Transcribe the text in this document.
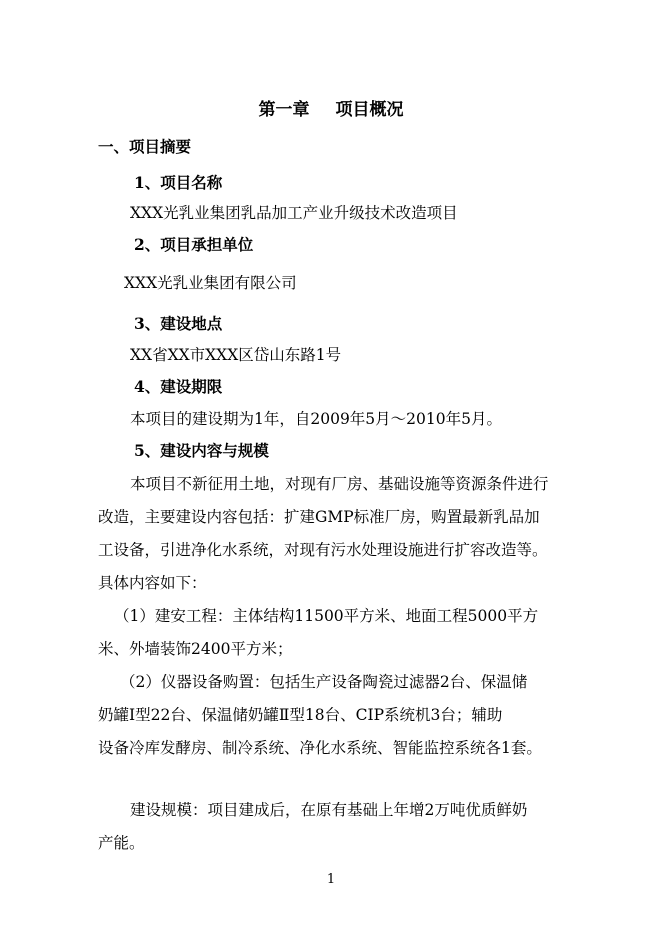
第一章 项目概况
一、项目摘要
1、项目名称
XXX光乳业集团乳品加工产业升级技术改造项目
2、项目承担单位
XXX光乳业集团有限公司
3、建设地点
XX省XX市XXX区岱山东路1号
4、建设期限
本项目的建设期为1年，自2009年5月～2010年5月。
5、建设内容与规模
本项目不新征用土地，对现有厂房、基础设施等资源条件进行
改造，主要建设内容包括：扩建GMP标准厂房，购置最新乳品加
工设备，引进净化水系统，对现有污水处理设施进行扩容改造等。
具体内容如下：
（1）建安工程：主体结构11500平方米、地面工程5000平方
米、外墙装饰2400平方米；
（2）仪器设备购置：包括生产设备陶瓷过滤器2台、保温储
奶罐Ⅰ型22台、保温储奶罐Ⅱ型18台、CIP系统机3台；辅助
设备冷库发酵房、制冷系统、净化水系统、智能监控系统各1套。
建设规模：项目建成后，在原有基础上年增2万吨优质鲜奶
产能。
1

→ OBJECTIVE: Reproduce the material word for word, minus the images.

→ SOLUTION FOR THIS EXERCISE:
Transcribe the text in this document.
第一章 项目概况
一、项目摘要
1、项目名称
XXX光乳业集团乳品加工产业升级技术改造项目
2、项目承担单位
XXX光乳业集团有限公司
3、建设地点
XX省XX市XXX区岱山东路1号
4、建设期限
本项目的建设期为1年，自2009年5月～2010年5月。
5、建设内容与规模
本项目不新征用土地，对现有厂房、基础设施等资源条件进行
改造，主要建设内容包括：扩建GMP标准厂房，购置最新乳品加
工设备，引进净化水系统，对现有污水处理设施进行扩容改造等。
具体内容如下：
（1）建安工程：主体结构11500平方米、地面工程5000平方
米、外墙装饰2400平方米；
（2）仪器设备购置：包括生产设备陶瓷过滤器2台、保温储
奶罐Ⅰ型22台、保温储奶罐Ⅱ型18台、CIP系统机3台；辅助
设备冷库发酵房、制冷系统、净化水系统、智能监控系统各1套。
建设规模：项目建成后，在原有基础上年增2万吨优质鲜奶
产能。
1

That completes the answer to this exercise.